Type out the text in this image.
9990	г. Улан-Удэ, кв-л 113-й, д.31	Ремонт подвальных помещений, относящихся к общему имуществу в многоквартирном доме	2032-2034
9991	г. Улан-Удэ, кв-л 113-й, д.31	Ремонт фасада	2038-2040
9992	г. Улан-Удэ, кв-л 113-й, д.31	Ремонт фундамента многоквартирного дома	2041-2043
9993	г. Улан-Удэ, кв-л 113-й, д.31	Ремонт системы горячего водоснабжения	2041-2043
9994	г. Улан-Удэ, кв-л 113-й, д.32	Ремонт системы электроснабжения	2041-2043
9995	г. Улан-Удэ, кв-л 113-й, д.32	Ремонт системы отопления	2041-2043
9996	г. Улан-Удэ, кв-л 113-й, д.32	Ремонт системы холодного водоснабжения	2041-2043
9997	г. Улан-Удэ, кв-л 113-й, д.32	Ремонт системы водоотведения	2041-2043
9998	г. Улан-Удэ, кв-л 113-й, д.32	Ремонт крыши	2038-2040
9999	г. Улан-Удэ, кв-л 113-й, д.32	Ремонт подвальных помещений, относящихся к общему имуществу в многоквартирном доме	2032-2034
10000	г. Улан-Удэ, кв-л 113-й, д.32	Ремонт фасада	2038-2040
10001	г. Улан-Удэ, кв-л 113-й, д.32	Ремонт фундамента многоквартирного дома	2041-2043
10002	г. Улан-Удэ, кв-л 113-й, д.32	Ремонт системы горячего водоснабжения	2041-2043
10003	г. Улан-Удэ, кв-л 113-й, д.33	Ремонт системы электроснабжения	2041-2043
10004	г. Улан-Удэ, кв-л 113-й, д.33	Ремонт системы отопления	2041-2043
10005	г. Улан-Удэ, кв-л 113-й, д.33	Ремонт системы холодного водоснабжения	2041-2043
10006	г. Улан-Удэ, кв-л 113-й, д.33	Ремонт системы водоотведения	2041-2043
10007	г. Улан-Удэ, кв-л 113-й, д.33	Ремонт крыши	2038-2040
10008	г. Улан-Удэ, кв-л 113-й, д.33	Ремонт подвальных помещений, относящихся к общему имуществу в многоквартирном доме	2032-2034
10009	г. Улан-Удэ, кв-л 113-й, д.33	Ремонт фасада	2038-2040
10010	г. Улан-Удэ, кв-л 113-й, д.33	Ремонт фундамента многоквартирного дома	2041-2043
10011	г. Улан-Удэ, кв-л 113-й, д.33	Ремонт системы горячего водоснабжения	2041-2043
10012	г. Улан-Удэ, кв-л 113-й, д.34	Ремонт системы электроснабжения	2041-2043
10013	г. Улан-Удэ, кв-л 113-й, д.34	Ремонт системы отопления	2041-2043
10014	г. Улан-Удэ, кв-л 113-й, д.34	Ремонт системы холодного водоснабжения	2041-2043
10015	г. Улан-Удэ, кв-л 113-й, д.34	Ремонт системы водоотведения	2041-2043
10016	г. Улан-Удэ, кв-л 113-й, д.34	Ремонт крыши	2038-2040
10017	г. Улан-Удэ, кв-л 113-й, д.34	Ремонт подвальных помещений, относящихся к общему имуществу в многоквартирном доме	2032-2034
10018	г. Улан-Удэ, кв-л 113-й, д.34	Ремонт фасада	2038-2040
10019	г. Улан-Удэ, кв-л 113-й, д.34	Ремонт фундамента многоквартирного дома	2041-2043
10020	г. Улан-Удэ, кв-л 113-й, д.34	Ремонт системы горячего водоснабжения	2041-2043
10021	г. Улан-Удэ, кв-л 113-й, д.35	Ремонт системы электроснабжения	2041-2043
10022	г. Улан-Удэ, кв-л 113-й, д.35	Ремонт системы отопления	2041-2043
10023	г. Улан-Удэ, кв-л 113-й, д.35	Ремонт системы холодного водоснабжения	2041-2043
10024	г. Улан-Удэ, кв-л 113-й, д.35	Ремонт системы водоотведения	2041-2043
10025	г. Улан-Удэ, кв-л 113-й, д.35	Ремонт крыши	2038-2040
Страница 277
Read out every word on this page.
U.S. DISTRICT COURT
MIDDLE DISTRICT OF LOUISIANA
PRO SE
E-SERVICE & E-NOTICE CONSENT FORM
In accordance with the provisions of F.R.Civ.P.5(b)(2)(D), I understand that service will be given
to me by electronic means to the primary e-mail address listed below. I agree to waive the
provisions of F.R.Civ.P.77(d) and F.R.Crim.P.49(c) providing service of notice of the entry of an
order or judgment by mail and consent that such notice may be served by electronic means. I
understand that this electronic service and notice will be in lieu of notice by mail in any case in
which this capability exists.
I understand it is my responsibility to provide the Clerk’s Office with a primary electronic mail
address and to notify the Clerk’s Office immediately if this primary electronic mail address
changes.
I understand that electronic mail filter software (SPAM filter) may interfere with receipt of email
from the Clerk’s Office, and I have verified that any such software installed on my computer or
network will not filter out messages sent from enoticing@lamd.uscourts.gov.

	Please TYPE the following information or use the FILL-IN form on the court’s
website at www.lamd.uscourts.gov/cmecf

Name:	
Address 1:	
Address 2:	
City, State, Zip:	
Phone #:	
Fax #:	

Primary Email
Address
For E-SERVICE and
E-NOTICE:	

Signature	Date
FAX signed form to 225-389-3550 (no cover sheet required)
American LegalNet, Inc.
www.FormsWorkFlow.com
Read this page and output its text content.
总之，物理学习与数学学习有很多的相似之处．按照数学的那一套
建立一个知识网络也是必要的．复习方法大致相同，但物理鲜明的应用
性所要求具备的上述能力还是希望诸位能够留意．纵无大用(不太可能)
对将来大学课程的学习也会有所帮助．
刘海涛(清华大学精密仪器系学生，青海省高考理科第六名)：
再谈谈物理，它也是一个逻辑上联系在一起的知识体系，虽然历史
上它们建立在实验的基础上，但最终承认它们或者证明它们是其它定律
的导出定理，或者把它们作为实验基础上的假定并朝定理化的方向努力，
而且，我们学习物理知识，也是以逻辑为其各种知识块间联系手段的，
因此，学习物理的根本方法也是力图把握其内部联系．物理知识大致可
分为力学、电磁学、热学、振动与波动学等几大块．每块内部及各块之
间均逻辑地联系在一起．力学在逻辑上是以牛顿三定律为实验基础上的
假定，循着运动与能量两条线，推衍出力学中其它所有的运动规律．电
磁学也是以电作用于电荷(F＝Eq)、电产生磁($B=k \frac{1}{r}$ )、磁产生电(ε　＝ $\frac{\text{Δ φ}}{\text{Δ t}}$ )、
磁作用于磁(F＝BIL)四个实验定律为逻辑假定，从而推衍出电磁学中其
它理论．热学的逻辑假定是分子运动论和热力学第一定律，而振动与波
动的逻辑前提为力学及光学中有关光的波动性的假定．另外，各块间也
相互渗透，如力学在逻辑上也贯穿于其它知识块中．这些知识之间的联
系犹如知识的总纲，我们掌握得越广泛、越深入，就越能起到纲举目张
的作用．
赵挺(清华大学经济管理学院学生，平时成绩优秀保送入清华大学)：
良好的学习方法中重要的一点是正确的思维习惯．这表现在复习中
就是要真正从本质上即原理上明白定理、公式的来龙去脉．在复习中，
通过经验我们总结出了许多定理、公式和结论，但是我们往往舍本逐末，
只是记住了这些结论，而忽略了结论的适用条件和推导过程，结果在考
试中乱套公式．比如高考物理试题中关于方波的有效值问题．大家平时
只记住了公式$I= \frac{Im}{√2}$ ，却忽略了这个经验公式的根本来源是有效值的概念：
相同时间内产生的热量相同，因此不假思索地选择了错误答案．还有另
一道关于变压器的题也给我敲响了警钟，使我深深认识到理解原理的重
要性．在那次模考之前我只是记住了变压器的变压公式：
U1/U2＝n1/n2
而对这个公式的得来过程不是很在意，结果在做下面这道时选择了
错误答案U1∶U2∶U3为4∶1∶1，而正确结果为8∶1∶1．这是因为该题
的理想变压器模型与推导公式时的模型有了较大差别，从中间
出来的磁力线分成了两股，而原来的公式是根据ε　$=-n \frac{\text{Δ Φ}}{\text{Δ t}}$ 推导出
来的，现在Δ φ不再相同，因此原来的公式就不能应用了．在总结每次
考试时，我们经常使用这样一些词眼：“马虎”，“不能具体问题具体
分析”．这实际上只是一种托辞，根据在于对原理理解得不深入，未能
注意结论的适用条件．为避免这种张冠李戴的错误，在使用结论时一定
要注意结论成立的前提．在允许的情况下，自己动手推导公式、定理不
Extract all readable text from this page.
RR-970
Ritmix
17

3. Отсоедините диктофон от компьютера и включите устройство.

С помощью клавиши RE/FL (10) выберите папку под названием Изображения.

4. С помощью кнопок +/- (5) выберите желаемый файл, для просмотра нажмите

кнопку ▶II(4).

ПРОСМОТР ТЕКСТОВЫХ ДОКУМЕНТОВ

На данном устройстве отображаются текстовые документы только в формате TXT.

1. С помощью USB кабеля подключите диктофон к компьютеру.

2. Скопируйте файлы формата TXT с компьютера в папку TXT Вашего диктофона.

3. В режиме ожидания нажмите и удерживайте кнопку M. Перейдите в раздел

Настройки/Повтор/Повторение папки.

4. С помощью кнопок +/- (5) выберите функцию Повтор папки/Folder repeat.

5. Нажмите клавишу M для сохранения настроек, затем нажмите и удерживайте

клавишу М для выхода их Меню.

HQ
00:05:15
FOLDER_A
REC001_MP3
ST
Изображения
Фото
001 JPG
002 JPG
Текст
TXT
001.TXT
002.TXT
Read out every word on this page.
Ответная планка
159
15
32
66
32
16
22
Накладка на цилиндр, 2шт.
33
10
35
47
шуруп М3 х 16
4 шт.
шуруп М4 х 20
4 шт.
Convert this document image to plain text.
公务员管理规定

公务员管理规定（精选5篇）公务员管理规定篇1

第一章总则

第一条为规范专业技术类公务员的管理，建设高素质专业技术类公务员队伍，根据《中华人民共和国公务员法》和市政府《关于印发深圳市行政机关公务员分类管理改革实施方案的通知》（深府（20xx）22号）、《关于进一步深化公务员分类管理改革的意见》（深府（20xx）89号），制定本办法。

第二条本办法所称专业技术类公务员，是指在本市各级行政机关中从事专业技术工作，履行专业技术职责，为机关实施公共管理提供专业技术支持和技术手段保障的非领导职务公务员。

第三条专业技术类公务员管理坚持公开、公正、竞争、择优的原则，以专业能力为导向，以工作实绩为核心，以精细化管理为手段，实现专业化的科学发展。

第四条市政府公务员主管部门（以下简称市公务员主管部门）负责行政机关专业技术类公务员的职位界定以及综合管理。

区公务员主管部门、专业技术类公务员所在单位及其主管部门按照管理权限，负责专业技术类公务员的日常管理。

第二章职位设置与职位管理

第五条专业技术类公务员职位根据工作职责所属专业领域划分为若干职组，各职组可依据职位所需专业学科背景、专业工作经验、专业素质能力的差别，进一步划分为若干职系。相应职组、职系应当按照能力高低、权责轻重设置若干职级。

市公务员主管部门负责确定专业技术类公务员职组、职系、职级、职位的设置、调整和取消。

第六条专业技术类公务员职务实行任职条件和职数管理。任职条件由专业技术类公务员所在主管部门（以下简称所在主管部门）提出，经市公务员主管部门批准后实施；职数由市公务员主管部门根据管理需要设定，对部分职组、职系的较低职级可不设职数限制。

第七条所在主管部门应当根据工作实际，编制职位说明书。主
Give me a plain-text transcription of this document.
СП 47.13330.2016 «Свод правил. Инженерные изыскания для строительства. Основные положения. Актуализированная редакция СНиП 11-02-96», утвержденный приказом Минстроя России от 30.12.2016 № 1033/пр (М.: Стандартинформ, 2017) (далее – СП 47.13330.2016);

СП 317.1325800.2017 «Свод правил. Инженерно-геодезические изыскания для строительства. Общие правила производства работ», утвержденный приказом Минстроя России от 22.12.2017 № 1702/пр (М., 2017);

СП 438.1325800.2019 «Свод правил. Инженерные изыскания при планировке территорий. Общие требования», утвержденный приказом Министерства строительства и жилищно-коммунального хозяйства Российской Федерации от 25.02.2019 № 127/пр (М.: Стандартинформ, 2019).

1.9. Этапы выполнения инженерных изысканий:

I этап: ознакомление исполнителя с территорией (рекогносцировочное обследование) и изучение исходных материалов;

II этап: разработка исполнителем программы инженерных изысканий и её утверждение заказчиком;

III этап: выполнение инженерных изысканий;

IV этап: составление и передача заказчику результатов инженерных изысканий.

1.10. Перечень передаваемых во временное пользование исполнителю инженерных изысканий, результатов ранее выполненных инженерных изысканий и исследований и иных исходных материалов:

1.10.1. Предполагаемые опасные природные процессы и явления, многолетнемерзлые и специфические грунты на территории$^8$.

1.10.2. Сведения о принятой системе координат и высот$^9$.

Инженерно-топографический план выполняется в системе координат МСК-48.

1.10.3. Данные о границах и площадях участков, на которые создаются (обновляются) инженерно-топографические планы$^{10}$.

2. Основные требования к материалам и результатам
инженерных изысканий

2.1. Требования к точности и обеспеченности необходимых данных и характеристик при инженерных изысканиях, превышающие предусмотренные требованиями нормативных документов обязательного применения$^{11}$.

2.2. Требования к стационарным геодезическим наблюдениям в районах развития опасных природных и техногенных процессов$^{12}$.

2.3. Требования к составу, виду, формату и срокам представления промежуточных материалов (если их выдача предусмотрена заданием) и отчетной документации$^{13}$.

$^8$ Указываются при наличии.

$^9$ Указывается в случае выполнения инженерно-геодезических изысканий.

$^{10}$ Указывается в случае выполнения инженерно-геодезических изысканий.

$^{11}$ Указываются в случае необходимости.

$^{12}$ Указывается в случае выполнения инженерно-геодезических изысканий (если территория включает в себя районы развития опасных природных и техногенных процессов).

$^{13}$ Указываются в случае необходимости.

* **EXERCISE**
Pick out and copy the lines of the material that include the word "DISTRICT".

* **RESPONSE BELOW**
U.S. DISTRICT COURT
MIDDLE DISTRICT OF LOUISIANA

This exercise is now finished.